(Figure collection entries)
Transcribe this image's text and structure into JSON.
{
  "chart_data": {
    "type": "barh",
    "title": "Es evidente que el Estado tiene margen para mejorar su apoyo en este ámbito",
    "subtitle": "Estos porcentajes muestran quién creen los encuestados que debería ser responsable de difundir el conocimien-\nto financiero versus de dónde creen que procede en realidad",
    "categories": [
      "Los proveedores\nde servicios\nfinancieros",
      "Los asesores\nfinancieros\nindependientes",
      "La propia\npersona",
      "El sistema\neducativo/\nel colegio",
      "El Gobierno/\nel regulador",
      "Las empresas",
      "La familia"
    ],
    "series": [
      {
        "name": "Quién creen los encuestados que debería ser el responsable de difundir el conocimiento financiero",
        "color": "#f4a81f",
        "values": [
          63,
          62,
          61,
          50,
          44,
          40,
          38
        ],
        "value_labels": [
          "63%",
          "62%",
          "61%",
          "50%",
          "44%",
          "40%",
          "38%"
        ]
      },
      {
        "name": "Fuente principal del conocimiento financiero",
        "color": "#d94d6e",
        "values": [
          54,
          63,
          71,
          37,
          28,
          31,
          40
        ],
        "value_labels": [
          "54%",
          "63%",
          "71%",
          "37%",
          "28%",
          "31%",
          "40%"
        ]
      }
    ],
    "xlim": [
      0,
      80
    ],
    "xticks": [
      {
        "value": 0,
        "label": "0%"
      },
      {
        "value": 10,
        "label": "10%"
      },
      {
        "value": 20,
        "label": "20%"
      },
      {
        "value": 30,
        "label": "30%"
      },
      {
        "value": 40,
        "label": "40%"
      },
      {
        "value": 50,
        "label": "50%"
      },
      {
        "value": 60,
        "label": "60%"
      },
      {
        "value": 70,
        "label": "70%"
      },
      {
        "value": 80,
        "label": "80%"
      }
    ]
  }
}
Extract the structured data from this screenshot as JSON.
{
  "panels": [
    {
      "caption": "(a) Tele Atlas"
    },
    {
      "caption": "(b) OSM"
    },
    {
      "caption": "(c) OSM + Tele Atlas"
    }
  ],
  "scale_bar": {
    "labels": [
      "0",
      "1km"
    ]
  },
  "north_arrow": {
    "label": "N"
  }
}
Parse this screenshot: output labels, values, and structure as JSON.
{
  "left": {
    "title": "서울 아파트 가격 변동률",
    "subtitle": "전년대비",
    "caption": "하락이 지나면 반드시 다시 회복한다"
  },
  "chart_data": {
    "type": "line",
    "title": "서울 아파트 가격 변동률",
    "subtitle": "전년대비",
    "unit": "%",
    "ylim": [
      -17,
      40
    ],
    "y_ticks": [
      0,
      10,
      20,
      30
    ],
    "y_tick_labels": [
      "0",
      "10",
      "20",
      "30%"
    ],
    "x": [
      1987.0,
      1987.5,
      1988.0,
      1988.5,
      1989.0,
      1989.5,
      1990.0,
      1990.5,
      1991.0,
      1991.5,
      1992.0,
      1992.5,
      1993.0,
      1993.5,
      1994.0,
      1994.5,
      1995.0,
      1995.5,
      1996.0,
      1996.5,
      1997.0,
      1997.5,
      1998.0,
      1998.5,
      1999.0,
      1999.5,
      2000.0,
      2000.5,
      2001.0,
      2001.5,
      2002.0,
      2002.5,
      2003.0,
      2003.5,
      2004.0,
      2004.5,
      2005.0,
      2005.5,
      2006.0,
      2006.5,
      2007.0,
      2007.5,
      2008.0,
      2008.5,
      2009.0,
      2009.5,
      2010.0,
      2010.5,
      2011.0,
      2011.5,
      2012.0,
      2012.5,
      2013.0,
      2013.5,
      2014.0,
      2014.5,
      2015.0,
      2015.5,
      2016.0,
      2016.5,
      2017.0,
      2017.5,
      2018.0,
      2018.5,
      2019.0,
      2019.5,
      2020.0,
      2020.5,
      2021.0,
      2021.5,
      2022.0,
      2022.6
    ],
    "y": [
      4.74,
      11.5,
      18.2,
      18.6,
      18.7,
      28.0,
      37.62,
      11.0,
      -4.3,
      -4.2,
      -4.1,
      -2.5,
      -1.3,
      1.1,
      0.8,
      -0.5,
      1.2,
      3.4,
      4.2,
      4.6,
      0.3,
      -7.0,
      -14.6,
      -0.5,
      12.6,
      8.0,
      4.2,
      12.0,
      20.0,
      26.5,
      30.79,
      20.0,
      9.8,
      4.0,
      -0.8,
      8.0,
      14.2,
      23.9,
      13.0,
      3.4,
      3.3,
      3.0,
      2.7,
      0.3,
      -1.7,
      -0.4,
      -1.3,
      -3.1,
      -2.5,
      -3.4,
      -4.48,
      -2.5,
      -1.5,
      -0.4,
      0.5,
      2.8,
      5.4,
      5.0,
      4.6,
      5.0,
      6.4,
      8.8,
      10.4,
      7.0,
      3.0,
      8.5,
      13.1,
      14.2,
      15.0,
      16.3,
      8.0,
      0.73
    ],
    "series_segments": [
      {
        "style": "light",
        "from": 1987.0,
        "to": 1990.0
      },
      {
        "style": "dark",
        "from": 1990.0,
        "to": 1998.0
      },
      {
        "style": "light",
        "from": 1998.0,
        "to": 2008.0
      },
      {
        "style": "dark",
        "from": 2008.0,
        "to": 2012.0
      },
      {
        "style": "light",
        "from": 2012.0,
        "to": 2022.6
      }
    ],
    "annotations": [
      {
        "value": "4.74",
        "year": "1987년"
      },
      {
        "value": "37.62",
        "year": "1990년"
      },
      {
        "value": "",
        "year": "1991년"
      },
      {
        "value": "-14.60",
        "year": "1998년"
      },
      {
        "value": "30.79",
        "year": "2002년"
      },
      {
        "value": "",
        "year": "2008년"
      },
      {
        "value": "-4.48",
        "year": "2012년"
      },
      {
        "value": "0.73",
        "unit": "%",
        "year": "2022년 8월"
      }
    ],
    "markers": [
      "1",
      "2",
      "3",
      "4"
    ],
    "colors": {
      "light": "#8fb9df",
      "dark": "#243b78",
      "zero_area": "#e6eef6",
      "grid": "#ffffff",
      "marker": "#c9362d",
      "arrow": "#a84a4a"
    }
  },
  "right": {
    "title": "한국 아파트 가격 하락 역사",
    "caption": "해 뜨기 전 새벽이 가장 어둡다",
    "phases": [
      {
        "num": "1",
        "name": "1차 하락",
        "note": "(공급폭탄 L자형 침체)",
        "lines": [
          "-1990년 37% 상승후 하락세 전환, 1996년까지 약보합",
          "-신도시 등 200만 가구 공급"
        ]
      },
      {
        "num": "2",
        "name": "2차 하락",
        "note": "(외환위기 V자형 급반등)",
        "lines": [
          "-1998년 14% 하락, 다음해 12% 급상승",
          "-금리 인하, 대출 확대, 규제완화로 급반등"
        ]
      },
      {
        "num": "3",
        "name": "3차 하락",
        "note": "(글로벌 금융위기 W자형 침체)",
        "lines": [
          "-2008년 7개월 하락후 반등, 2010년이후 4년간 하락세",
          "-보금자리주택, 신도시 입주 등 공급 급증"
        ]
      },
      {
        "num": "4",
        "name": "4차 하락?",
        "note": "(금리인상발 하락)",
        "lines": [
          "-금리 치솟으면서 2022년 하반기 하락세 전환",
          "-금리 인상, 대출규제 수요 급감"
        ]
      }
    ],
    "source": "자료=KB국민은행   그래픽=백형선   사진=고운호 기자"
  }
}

PROBLEM TO SOLVE ▸ Repeat each of the entries above precisely as given.

OUTPUT ▸
Transcribe this image's text and structure into JSON.
{
  "chart_data": {
    "type": "barh",
    "title": "Es evidente que el Estado tiene margen para mejorar su apoyo en este ámbito",
    "subtitle": "Estos porcentajes muestran quién creen los encuestados que debería ser responsable de difundir el conocimien-\nto financiero versus de dónde creen que procede en realidad",
    "categories": [
      "Los proveedores\nde servicios\nfinancieros",
      "Los asesores\nfinancieros\nindependientes",
      "La propia\npersona",
      "El sistema\neducativo/\nel colegio",
      "El Gobierno/\nel regulador",
      "Las empresas",
      "La familia"
    ],
    "series": [
      {
        "name": "Quién creen los encuestados que debería ser el responsable de difundir el conocimiento financiero",
        "color": "#f4a81f",
        "values": [
          63,
          62,
          61,
          50,
          44,
          40,
          38
        ],
        "value_labels": [
          "63%",
          "62%",
          "61%",
          "50%",
          "44%",
          "40%",
          "38%"
        ]
      },
      {
        "name": "Fuente principal del conocimiento financiero",
        "color": "#d94d6e",
        "values": [
          54,
          63,
          71,
          37,
          28,
          31,
          40
        ],
        "value_labels": [
          "54%",
          "63%",
          "71%",
          "37%",
          "28%",
          "31%",
          "40%"
        ]
      }
    ],
    "xlim": [
      0,
      80
    ],
    "xticks": [
      {
        "value": 0,
        "label": "0%"
      },
      {
        "value": 10,
        "label": "10%"
      },
      {
        "value": 20,
        "label": "20%"
      },
      {
        "value": 30,
        "label": "30%"
      },
      {
        "value": 40,
        "label": "40%"
      },
      {
        "value": 50,
        "label": "50%"
      },
      {
        "value": 60,
        "label": "60%"
      },
      {
        "value": 70,
        "label": "70%"
      },
      {
        "value": 80,
        "label": "80%"
      }
    ]
  }
}
Extract the structured data from this screenshot as JSON.
{
  "panels": [
    {
      "caption": "(a) Tele Atlas"
    },
    {
      "caption": "(b) OSM"
    },
    {
      "caption": "(c) OSM + Tele Atlas"
    }
  ],
  "scale_bar": {
    "labels": [
      "0",
      "1km"
    ]
  },
  "north_arrow": {
    "label": "N"
  }
}
Parse this screenshot: output labels, values, and structure as JSON.
{
  "left": {
    "title": "서울 아파트 가격 변동률",
    "subtitle": "전년대비",
    "caption": "하락이 지나면 반드시 다시 회복한다"
  },
  "chart_data": {
    "type": "line",
    "title": "서울 아파트 가격 변동률",
    "subtitle": "전년대비",
    "unit": "%",
    "ylim": [
      -17,
      40
    ],
    "y_ticks": [
      0,
      10,
      20,
      30
    ],
    "y_tick_labels": [
      "0",
      "10",
      "20",
      "30%"
    ],
    "x": [
      1987.0,
      1987.5,
      1988.0,
      1988.5,
      1989.0,
      1989.5,
      1990.0,
      1990.5,
      1991.0,
      1991.5,
      1992.0,
      1992.5,
      1993.0,
      1993.5,
      1994.0,
      1994.5,
      1995.0,
      1995.5,
      1996.0,
      1996.5,
      1997.0,
      1997.5,
      1998.0,
      1998.5,
      1999.0,
      1999.5,
      2000.0,
      2000.5,
      2001.0,
      2001.5,
      2002.0,
      2002.5,
      2003.0,
      2003.5,
      2004.0,
      2004.5,
      2005.0,
      2005.5,
      2006.0,
      2006.5,
      2007.0,
      2007.5,
      2008.0,
      2008.5,
      2009.0,
      2009.5,
      2010.0,
      2010.5,
      2011.0,
      2011.5,
      2012.0,
      2012.5,
      2013.0,
      2013.5,
      2014.0,
      2014.5,
      2015.0,
      2015.5,
      2016.0,
      2016.5,
      2017.0,
      2017.5,
      2018.0,
      2018.5,
      2019.0,
      2019.5,
      2020.0,
      2020.5,
      2021.0,
      2021.5,
      2022.0,
      2022.6
    ],
    "y": [
      4.74,
      11.5,
      18.2,
      18.6,
      18.7,
      28.0,
      37.62,
      11.0,
      -4.3,
      -4.2,
      -4.1,
      -2.5,
      -1.3,
      1.1,
      0.8,
      -0.5,
      1.2,
      3.4,
      4.2,
      4.6,
      0.3,
      -7.0,
      -14.6,
      -0.5,
      12.6,
      8.0,
      4.2,
      12.0,
      20.0,
      26.5,
      30.79,
      20.0,
      9.8,
      4.0,
      -0.8,
      8.0,
      14.2,
      23.9,
      13.0,
      3.4,
      3.3,
      3.0,
      2.7,
      0.3,
      -1.7,
      -0.4,
      -1.3,
      -3.1,
      -2.5,
      -3.4,
      -4.48,
      -2.5,
      -1.5,
      -0.4,
      0.5,
      2.8,
      5.4,
      5.0,
      4.6,
      5.0,
      6.4,
      8.8,
      10.4,
      7.0,
      3.0,
      8.5,
      13.1,
      14.2,
      15.0,
      16.3,
      8.0,
      0.73
    ],
    "series_segments": [
      {
        "style": "light",
        "from": 1987.0,
        "to": 1990.0
      },
      {
        "style": "dark",
        "from": 1990.0,
        "to": 1998.0
      },
      {
        "style": "light",
        "from": 1998.0,
        "to": 2008.0
      },
      {
        "style": "dark",
        "from": 2008.0,
        "to": 2012.0
      },
      {
        "style": "light",
        "from": 2012.0,
        "to": 2022.6
      }
    ],
    "annotations": [
      {
        "value": "4.74",
        "year": "1987년"
      },
      {
        "value": "37.62",
        "year": "1990년"
      },
      {
        "value": "",
        "year": "1991년"
      },
      {
        "value": "-14.60",
        "year": "1998년"
      },
      {
        "value": "30.79",
        "year": "2002년"
      },
      {
        "value": "",
        "year": "2008년"
      },
      {
        "value": "-4.48",
        "year": "2012년"
      },
      {
        "value": "0.73",
        "unit": "%",
        "year": "2022년 8월"
      }
    ],
    "markers": [
      "1",
      "2",
      "3",
      "4"
    ],
    "colors": {
      "light": "#8fb9df",
      "dark": "#243b78",
      "zero_area": "#e6eef6",
      "grid": "#ffffff",
      "marker": "#c9362d",
      "arrow": "#a84a4a"
    }
  },
  "right": {
    "title": "한국 아파트 가격 하락 역사",
    "caption": "해 뜨기 전 새벽이 가장 어둡다",
    "phases": [
      {
        "num": "1",
        "name": "1차 하락",
        "note": "(공급폭탄 L자형 침체)",
        "lines": [
          "-1990년 37% 상승후 하락세 전환, 1996년까지 약보합",
          "-신도시 등 200만 가구 공급"
        ]
      },
      {
        "num": "2",
        "name": "2차 하락",
        "note": "(외환위기 V자형 급반등)",
        "lines": [
          "-1998년 14% 하락, 다음해 12% 급상승",
          "-금리 인하, 대출 확대, 규제완화로 급반등"
        ]
      },
      {
        "num": "3",
        "name": "3차 하락",
        "note": "(글로벌 금융위기 W자형 침체)",
        "lines": [
          "-2008년 7개월 하락후 반등, 2010년이후 4년간 하락세",
          "-보금자리주택, 신도시 입주 등 공급 급증"
        ]
      },
      {
        "num": "4",
        "name": "4차 하락?",
        "note": "(금리인상발 하락)",
        "lines": [
          "-금리 치솟으면서 2022년 하반기 하락세 전환",
          "-금리 인상, 대출규제 수요 급감"
        ]
      }
    ],
    "source": "자료=KB국민은행   그래픽=백형선   사진=고운호 기자"
  }
}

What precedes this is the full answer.